- [Exercise description]: Can you write out all of the material below, word for word?

(Stored entries)

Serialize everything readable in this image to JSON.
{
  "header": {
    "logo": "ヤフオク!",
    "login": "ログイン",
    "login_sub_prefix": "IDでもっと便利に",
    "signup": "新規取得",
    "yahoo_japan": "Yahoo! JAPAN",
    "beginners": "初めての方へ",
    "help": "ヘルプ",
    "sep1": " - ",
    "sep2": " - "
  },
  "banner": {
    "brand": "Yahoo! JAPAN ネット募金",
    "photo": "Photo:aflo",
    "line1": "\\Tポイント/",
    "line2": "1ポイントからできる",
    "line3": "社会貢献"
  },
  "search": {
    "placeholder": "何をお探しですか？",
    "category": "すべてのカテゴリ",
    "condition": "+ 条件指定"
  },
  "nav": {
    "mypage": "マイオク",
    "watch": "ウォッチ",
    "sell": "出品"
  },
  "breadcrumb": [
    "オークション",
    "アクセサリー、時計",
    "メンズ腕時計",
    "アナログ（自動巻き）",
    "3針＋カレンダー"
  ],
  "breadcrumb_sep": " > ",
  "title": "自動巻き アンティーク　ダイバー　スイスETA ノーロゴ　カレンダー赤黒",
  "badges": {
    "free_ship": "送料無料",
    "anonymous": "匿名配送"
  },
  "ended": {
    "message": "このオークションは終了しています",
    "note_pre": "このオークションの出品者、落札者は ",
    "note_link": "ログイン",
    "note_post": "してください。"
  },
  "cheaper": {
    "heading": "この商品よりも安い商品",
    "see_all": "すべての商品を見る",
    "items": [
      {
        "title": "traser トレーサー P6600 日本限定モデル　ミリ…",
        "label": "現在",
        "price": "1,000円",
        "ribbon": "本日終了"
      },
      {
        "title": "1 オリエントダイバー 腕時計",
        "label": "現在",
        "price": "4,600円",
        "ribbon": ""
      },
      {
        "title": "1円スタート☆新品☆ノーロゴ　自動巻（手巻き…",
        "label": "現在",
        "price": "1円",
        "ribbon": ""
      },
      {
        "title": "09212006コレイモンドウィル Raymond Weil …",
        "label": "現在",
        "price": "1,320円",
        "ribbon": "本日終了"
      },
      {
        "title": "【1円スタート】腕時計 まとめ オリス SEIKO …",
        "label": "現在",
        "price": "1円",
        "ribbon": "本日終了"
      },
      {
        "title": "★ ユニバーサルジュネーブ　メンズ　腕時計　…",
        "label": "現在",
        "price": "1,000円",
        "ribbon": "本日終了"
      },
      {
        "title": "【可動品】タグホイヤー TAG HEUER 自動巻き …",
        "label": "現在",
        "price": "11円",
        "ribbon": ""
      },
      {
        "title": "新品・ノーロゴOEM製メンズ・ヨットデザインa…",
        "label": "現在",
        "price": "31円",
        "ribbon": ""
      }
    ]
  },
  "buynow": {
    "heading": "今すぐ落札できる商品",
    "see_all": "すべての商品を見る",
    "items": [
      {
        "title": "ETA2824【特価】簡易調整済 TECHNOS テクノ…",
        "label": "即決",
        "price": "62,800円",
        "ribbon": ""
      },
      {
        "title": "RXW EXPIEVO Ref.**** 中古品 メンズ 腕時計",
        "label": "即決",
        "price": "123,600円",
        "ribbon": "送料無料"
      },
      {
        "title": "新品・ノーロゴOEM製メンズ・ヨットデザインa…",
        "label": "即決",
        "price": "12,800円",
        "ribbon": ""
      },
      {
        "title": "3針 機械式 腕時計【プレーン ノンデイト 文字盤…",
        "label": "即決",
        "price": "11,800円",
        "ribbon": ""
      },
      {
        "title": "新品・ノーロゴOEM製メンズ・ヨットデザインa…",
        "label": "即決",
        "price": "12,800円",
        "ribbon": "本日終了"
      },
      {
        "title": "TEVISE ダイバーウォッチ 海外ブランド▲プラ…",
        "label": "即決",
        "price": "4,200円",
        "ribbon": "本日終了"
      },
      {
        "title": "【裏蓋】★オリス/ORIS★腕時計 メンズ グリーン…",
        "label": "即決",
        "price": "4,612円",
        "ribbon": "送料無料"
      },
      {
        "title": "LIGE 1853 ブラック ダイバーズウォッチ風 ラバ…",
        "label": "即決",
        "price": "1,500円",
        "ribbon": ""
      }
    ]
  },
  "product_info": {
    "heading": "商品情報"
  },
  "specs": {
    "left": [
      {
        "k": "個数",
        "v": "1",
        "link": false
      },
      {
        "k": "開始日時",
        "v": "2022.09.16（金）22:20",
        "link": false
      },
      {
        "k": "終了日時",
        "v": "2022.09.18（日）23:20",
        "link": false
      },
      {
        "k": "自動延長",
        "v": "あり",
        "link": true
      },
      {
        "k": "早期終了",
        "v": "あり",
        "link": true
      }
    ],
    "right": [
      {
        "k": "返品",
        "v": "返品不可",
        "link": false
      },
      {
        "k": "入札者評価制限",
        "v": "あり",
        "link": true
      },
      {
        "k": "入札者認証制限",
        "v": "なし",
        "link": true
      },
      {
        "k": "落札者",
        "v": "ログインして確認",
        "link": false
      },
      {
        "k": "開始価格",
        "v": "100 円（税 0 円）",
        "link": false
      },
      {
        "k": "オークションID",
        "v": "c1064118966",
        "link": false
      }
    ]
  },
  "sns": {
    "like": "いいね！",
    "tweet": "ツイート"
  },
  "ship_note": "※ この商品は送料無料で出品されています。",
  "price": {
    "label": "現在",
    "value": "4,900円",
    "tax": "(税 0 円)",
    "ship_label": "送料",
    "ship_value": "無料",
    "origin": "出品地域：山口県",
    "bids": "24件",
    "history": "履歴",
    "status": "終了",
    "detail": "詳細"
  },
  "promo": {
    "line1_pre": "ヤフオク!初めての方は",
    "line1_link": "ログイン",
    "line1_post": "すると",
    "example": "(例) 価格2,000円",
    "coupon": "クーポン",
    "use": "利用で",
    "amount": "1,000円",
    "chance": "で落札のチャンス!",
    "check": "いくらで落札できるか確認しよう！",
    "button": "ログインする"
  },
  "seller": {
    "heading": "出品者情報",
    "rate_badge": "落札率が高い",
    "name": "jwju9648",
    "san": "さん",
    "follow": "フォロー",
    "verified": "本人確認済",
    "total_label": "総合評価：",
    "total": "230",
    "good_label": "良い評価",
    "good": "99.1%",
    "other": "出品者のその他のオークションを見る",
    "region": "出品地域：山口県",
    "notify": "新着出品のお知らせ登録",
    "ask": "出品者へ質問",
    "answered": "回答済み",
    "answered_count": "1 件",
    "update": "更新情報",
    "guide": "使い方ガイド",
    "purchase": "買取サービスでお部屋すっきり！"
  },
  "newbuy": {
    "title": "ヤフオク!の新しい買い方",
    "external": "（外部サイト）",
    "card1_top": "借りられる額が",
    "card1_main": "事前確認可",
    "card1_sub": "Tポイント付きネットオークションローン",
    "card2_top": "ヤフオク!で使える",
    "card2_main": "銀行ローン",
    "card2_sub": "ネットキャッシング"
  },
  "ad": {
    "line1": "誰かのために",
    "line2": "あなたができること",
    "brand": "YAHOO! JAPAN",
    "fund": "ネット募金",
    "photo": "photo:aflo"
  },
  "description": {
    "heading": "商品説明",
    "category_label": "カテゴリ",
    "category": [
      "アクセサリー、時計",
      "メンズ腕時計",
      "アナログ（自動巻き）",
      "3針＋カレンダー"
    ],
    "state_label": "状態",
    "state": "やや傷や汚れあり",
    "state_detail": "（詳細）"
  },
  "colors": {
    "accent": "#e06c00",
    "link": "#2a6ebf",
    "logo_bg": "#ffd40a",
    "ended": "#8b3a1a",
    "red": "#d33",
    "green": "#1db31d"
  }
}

- [Solution for this task]:
Serialize everything readable in this image to JSON.
{
  "header": {
    "logo": "ヤフオク!",
    "login": "ログイン",
    "login_sub_prefix": "IDでもっと便利に",
    "signup": "新規取得",
    "yahoo_japan": "Yahoo! JAPAN",
    "beginners": "初めての方へ",
    "help": "ヘルプ",
    "sep1": " - ",
    "sep2": " - "
  },
  "banner": {
    "brand": "Yahoo! JAPAN ネット募金",
    "photo": "Photo:aflo",
    "line1": "\\Tポイント/",
    "line2": "1ポイントからできる",
    "line3": "社会貢献"
  },
  "search": {
    "placeholder": "何をお探しですか？",
    "category": "すべてのカテゴリ",
    "condition": "+ 条件指定"
  },
  "nav": {
    "mypage": "マイオク",
    "watch": "ウォッチ",
    "sell": "出品"
  },
  "breadcrumb": [
    "オークション",
    "アクセサリー、時計",
    "メンズ腕時計",
    "アナログ（自動巻き）",
    "3針＋カレンダー"
  ],
  "breadcrumb_sep": " > ",
  "title": "自動巻き アンティーク　ダイバー　スイスETA ノーロゴ　カレンダー赤黒",
  "badges": {
    "free_ship": "送料無料",
    "anonymous": "匿名配送"
  },
  "ended": {
    "message": "このオークションは終了しています",
    "note_pre": "このオークションの出品者、落札者は ",
    "note_link": "ログイン",
    "note_post": "してください。"
  },
  "cheaper": {
    "heading": "この商品よりも安い商品",
    "see_all": "すべての商品を見る",
    "items": [
      {
        "title": "traser トレーサー P6600 日本限定モデル　ミリ…",
        "label": "現在",
        "price": "1,000円",
        "ribbon": "本日終了"
      },
      {
        "title": "1 オリエントダイバー 腕時計",
        "label": "現在",
        "price": "4,600円",
        "ribbon": ""
      },
      {
        "title": "1円スタート☆新品☆ノーロゴ　自動巻（手巻き…",
        "label": "現在",
        "price": "1円",
        "ribbon": ""
      },
      {
        "title": "09212006コレイモンドウィル Raymond Weil …",
        "label": "現在",
        "price": "1,320円",
        "ribbon": "本日終了"
      },
      {
        "title": "【1円スタート】腕時計 まとめ オリス SEIKO …",
        "label": "現在",
        "price": "1円",
        "ribbon": "本日終了"
      },
      {
        "title": "★ ユニバーサルジュネーブ　メンズ　腕時計　…",
        "label": "現在",
        "price": "1,000円",
        "ribbon": "本日終了"
      },
      {
        "title": "【可動品】タグホイヤー TAG HEUER 自動巻き …",
        "label": "現在",
        "price": "11円",
        "ribbon": ""
      },
      {
        "title": "新品・ノーロゴOEM製メンズ・ヨットデザインa…",
        "label": "現在",
        "price": "31円",
        "ribbon": ""
      }
    ]
  },
  "buynow": {
    "heading": "今すぐ落札できる商品",
    "see_all": "すべての商品を見る",
    "items": [
      {
        "title": "ETA2824【特価】簡易調整済 TECHNOS テクノ…",
        "label": "即決",
        "price": "62,800円",
        "ribbon": ""
      },
      {
        "title": "RXW EXPIEVO Ref.**** 中古品 メンズ 腕時計",
        "label": "即決",
        "price": "123,600円",
        "ribbon": "送料無料"
      },
      {
        "title": "新品・ノーロゴOEM製メンズ・ヨットデザインa…",
        "label": "即決",
        "price": "12,800円",
        "ribbon": ""
      },
      {
        "title": "3針 機械式 腕時計【プレーン ノンデイト 文字盤…",
        "label": "即決",
        "price": "11,800円",
        "ribbon": ""
      },
      {
        "title": "新品・ノーロゴOEM製メンズ・ヨットデザインa…",
        "label": "即決",
        "price": "12,800円",
        "ribbon": "本日終了"
      },
      {
        "title": "TEVISE ダイバーウォッチ 海外ブランド▲プラ…",
        "label": "即決",
        "price": "4,200円",
        "ribbon": "本日終了"
      },
      {
        "title": "【裏蓋】★オリス/ORIS★腕時計 メンズ グリーン…",
        "label": "即決",
        "price": "4,612円",
        "ribbon": "送料無料"
      },
      {
        "title": "LIGE 1853 ブラック ダイバーズウォッチ風 ラバ…",
        "label": "即決",
        "price": "1,500円",
        "ribbon": ""
      }
    ]
  },
  "product_info": {
    "heading": "商品情報"
  },
  "specs": {
    "left": [
      {
        "k": "個数",
        "v": "1",
        "link": false
      },
      {
        "k": "開始日時",
        "v": "2022.09.16（金）22:20",
        "link": false
      },
      {
        "k": "終了日時",
        "v": "2022.09.18（日）23:20",
        "link": false
      },
      {
        "k": "自動延長",
        "v": "あり",
        "link": true
      },
      {
        "k": "早期終了",
        "v": "あり",
        "link": true
      }
    ],
    "right": [
      {
        "k": "返品",
        "v": "返品不可",
        "link": false
      },
      {
        "k": "入札者評価制限",
        "v": "あり",
        "link": true
      },
      {
        "k": "入札者認証制限",
        "v": "なし",
        "link": true
      },
      {
        "k": "落札者",
        "v": "ログインして確認",
        "link": false
      },
      {
        "k": "開始価格",
        "v": "100 円（税 0 円）",
        "link": false
      },
      {
        "k": "オークションID",
        "v": "c1064118966",
        "link": false
      }
    ]
  },
  "sns": {
    "like": "いいね！",
    "tweet": "ツイート"
  },
  "ship_note": "※ この商品は送料無料で出品されています。",
  "price": {
    "label": "現在",
    "value": "4,900円",
    "tax": "(税 0 円)",
    "ship_label": "送料",
    "ship_value": "無料",
    "origin": "出品地域：山口県",
    "bids": "24件",
    "history": "履歴",
    "status": "終了",
    "detail": "詳細"
  },
  "promo": {
    "line1_pre": "ヤフオク!初めての方は",
    "line1_link": "ログイン",
    "line1_post": "すると",
    "example": "(例) 価格2,000円",
    "coupon": "クーポン",
    "use": "利用で",
    "amount": "1,000円",
    "chance": "で落札のチャンス!",
    "check": "いくらで落札できるか確認しよう！",
    "button": "ログインする"
  },
  "seller": {
    "heading": "出品者情報",
    "rate_badge": "落札率が高い",
    "name": "jwju9648",
    "san": "さん",
    "follow": "フォロー",
    "verified": "本人確認済",
    "total_label": "総合評価：",
    "total": "230",
    "good_label": "良い評価",
    "good": "99.1%",
    "other": "出品者のその他のオークションを見る",
    "region": "出品地域：山口県",
    "notify": "新着出品のお知らせ登録",
    "ask": "出品者へ質問",
    "answered": "回答済み",
    "answered_count": "1 件",
    "update": "更新情報",
    "guide": "使い方ガイド",
    "purchase": "買取サービスでお部屋すっきり！"
  },
  "newbuy": {
    "title": "ヤフオク!の新しい買い方",
    "external": "（外部サイト）",
    "card1_top": "借りられる額が",
    "card1_main": "事前確認可",
    "card1_sub": "Tポイント付きネットオークションローン",
    "card2_top": "ヤフオク!で使える",
    "card2_main": "銀行ローン",
    "card2_sub": "ネットキャッシング"
  },
  "ad": {
    "line1": "誰かのために",
    "line2": "あなたができること",
    "brand": "YAHOO! JAPAN",
    "fund": "ネット募金",
    "photo": "photo:aflo"
  },
  "description": {
    "heading": "商品説明",
    "category_label": "カテゴリ",
    "category": [
      "アクセサリー、時計",
      "メンズ腕時計",
      "アナログ（自動巻き）",
      "3針＋カレンダー"
    ],
    "state_label": "状態",
    "state": "やや傷や汚れあり",
    "state_detail": "（詳細）"
  },
  "colors": {
    "accent": "#e06c00",
    "link": "#2a6ebf",
    "logo_bg": "#ffd40a",
    "ended": "#8b3a1a",
    "red": "#d33",
    "green": "#1db31d"
  }
}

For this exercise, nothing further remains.